### [Working data]
· · ·

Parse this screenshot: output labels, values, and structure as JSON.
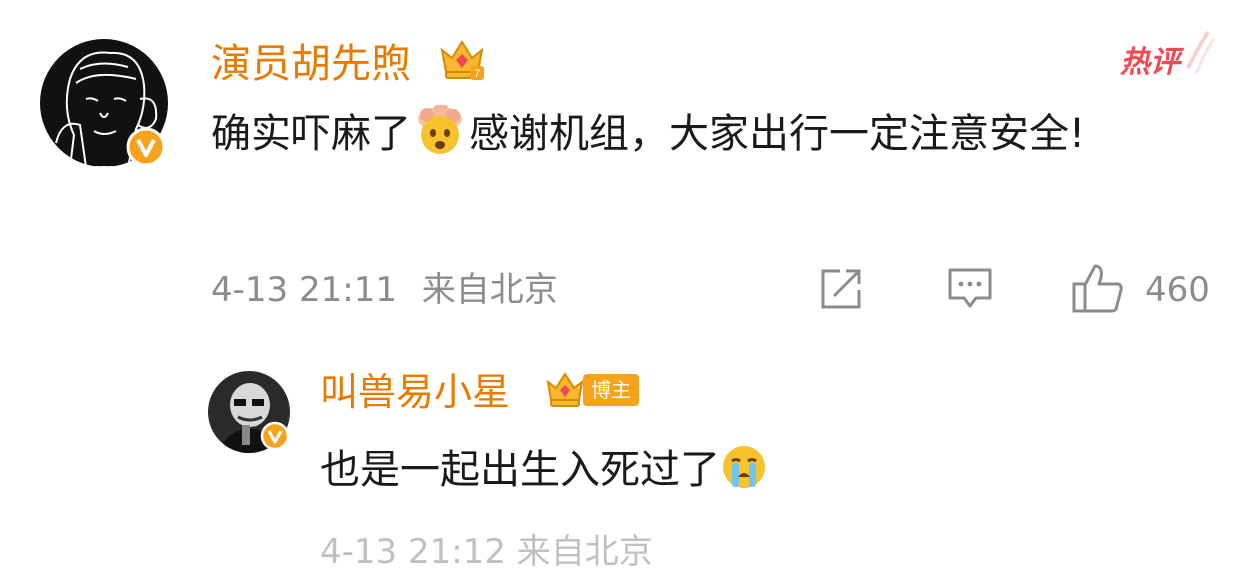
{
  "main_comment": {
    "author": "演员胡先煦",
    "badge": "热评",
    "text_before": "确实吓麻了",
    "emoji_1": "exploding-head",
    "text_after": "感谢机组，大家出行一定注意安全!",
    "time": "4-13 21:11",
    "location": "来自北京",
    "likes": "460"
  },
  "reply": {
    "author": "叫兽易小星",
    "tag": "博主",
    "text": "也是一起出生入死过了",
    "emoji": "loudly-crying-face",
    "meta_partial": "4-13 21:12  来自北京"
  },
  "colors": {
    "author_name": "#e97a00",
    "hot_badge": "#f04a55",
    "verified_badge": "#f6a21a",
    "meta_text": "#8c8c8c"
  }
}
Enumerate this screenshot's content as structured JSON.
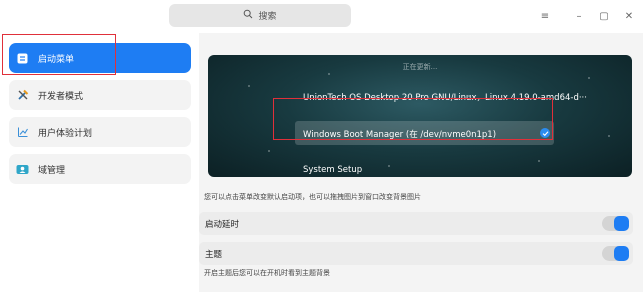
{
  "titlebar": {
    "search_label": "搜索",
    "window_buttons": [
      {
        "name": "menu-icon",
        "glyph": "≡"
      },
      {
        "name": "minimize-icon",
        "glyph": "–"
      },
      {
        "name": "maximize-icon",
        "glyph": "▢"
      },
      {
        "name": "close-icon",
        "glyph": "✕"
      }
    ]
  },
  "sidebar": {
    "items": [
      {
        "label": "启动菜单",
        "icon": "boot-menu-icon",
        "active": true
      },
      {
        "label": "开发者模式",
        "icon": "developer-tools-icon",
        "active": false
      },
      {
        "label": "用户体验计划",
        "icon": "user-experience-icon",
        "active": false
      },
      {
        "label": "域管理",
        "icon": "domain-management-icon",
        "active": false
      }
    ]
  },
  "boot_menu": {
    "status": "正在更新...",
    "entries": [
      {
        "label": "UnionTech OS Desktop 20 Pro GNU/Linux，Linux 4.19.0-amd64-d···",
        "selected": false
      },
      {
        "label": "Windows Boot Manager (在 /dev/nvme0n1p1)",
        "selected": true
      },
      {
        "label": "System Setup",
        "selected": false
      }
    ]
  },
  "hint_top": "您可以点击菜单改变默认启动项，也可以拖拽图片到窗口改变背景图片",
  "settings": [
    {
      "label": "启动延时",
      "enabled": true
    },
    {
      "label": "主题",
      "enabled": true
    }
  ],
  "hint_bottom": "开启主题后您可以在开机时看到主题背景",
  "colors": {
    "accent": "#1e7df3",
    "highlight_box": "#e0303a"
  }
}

· · ·

### [Written exercise]
Each entry must be retyped word for word, with every image omitted.

### [Result below]
Parse this screenshot: output labels, values, and structure as JSON.
{
  "main_comment": {
    "author": "演员胡先煦",
    "badge": "热评",
    "text_before": "确实吓麻了",
    "emoji_1": "exploding-head",
    "text_after": "感谢机组，大家出行一定注意安全!",
    "time": "4-13 21:11",
    "location": "来自北京",
    "likes": "460"
  },
  "reply": {
    "author": "叫兽易小星",
    "tag": "博主",
    "text": "也是一起出生入死过了",
    "emoji": "loudly-crying-face",
    "meta_partial": "4-13 21:12  来自北京"
  },
  "colors": {
    "author_name": "#e97a00",
    "hot_badge": "#f04a55",
    "verified_badge": "#f6a21a",
    "meta_text": "#8c8c8c"
  }
}
Enumerate this screenshot's content as structured JSON.
{
  "titlebar": {
    "search_label": "搜索",
    "window_buttons": [
      {
        "name": "menu-icon",
        "glyph": "≡"
      },
      {
        "name": "minimize-icon",
        "glyph": "–"
      },
      {
        "name": "maximize-icon",
        "glyph": "▢"
      },
      {
        "name": "close-icon",
        "glyph": "✕"
      }
    ]
  },
  "sidebar": {
    "items": [
      {
        "label": "启动菜单",
        "icon": "boot-menu-icon",
        "active": true
      },
      {
        "label": "开发者模式",
        "icon": "developer-tools-icon",
        "active": false
      },
      {
        "label": "用户体验计划",
        "icon": "user-experience-icon",
        "active": false
      },
      {
        "label": "域管理",
        "icon": "domain-management-icon",
        "active": false
      }
    ]
  },
  "boot_menu": {
    "status": "正在更新...",
    "entries": [
      {
        "label": "UnionTech OS Desktop 20 Pro GNU/Linux，Linux 4.19.0-amd64-d···",
        "selected": false
      },
      {
        "label": "Windows Boot Manager (在 /dev/nvme0n1p1)",
        "selected": true
      },
      {
        "label": "System Setup",
        "selected": false
      }
    ]
  },
  "hint_top": "您可以点击菜单改变默认启动项，也可以拖拽图片到窗口改变背景图片",
  "settings": [
    {
      "label": "启动延时",
      "enabled": true
    },
    {
      "label": "主题",
      "enabled": true
    }
  ],
  "hint_bottom": "开启主题后您可以在开机时看到主题背景",
  "colors": {
    "accent": "#1e7df3",
    "highlight_box": "#e0303a"
  }
}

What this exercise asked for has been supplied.